Work required ->
Count every line below in which "color" occurs, then give only the count.

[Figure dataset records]
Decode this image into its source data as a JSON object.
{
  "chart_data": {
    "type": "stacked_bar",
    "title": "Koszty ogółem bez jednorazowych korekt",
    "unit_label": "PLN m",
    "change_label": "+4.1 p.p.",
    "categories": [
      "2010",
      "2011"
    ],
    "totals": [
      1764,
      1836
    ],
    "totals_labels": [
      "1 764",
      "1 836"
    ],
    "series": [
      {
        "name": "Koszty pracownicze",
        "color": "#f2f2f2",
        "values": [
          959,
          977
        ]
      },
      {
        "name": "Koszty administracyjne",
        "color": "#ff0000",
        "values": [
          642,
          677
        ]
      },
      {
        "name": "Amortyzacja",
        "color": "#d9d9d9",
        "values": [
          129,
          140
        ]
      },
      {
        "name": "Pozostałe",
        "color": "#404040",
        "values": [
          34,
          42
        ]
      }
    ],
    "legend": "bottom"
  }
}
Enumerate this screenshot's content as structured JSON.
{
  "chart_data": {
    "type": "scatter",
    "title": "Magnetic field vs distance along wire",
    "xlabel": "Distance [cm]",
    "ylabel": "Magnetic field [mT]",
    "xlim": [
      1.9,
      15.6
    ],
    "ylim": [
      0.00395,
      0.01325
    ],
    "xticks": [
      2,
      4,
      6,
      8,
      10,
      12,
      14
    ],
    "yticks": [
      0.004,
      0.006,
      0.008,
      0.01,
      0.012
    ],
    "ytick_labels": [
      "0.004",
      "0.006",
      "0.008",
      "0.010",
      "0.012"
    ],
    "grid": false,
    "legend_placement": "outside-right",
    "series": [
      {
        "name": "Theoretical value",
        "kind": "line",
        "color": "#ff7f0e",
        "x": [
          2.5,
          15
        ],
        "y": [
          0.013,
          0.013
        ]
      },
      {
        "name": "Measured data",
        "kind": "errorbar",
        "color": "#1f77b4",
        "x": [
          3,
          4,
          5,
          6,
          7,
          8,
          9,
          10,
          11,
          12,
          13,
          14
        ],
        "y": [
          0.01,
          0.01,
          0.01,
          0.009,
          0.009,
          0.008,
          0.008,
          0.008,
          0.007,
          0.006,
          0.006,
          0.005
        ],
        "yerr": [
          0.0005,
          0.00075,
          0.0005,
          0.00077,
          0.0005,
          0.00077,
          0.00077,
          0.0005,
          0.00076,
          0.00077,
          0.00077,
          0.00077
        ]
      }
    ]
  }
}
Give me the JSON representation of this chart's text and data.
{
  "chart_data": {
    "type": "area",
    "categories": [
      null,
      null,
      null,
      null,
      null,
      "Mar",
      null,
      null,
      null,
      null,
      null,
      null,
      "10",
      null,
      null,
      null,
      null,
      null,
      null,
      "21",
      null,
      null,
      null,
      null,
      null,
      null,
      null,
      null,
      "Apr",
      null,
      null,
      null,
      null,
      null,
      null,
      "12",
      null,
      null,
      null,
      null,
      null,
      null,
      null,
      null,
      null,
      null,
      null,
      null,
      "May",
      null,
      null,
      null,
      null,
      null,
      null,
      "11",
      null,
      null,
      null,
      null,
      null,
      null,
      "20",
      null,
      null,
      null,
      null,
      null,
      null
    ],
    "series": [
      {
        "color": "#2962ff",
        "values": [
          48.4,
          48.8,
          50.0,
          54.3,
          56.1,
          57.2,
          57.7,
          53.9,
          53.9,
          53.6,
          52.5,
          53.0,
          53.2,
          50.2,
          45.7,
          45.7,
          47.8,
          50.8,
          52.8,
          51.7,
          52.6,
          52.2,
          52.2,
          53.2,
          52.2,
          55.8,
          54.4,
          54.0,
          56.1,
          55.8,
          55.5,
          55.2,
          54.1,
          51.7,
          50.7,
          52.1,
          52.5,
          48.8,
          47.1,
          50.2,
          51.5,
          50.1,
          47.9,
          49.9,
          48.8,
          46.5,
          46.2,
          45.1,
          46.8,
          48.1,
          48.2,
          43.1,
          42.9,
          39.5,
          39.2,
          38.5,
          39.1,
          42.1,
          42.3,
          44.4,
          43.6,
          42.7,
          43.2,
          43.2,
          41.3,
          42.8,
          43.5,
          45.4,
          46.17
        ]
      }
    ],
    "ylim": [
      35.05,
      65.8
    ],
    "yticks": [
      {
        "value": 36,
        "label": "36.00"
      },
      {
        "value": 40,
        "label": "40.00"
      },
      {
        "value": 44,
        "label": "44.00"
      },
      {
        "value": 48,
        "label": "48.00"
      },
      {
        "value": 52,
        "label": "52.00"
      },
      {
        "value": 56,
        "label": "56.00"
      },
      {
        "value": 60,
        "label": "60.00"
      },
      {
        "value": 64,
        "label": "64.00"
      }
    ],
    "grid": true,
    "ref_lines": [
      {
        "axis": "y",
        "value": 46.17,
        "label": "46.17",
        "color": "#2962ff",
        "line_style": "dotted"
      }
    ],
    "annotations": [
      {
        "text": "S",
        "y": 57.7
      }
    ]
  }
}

Completed task ->
8